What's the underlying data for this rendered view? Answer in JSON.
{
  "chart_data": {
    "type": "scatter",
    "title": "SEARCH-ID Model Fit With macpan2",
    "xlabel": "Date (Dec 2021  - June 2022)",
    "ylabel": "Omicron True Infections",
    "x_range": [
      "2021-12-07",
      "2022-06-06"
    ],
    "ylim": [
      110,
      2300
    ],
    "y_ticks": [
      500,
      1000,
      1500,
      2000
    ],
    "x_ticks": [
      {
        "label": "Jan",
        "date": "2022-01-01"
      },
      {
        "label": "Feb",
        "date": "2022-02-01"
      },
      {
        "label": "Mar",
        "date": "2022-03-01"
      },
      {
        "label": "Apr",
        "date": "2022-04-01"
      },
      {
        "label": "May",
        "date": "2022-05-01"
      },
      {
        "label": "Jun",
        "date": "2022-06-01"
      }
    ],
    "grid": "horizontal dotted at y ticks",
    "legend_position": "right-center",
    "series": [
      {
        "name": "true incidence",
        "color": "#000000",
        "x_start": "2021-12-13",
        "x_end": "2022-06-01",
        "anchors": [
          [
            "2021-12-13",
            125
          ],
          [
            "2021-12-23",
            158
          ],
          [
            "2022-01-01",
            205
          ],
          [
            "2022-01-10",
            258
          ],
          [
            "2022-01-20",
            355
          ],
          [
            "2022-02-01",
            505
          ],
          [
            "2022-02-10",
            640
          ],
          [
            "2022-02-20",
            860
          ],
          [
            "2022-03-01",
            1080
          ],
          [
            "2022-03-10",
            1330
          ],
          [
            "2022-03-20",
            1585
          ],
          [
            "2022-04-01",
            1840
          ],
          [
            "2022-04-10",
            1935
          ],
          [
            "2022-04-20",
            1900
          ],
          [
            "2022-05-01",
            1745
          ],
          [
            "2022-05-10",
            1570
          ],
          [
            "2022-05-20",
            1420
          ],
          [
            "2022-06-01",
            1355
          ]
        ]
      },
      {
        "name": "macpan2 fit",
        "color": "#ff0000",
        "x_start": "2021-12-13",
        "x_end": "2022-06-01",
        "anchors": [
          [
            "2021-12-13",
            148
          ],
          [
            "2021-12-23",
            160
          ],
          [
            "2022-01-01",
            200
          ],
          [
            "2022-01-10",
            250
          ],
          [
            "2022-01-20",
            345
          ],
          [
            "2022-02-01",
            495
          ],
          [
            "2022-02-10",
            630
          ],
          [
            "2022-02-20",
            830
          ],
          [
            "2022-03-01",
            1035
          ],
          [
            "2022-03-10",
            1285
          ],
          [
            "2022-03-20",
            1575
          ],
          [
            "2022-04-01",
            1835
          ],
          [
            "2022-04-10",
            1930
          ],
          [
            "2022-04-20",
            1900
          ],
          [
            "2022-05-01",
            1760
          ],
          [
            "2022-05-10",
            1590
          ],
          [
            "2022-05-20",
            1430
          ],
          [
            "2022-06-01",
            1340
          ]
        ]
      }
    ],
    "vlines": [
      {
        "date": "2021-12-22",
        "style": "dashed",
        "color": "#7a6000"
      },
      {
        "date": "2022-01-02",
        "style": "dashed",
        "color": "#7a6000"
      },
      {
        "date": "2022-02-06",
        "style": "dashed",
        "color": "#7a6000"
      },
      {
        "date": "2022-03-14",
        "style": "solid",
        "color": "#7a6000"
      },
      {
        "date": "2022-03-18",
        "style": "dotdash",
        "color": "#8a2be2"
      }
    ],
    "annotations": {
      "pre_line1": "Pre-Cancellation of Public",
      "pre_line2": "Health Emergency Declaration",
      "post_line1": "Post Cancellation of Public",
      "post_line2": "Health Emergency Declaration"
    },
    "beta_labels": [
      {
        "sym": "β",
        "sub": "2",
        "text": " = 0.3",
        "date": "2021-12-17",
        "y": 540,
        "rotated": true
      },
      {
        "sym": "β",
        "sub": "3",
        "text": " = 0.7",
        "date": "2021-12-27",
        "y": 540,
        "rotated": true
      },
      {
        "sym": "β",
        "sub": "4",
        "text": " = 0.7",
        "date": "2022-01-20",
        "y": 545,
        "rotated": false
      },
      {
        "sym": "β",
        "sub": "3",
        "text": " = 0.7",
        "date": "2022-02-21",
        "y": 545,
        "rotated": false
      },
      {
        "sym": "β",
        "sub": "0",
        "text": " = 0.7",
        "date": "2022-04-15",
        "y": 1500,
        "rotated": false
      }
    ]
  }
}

# GOAL OF THE EXERCISE:
Which lines above contain the word "Health"? Copy each of them.

# WORKED SOLUTION:
      "pre_line2": "Health Emergency Declaration",
      "post_line2": "Health Emergency Declaration"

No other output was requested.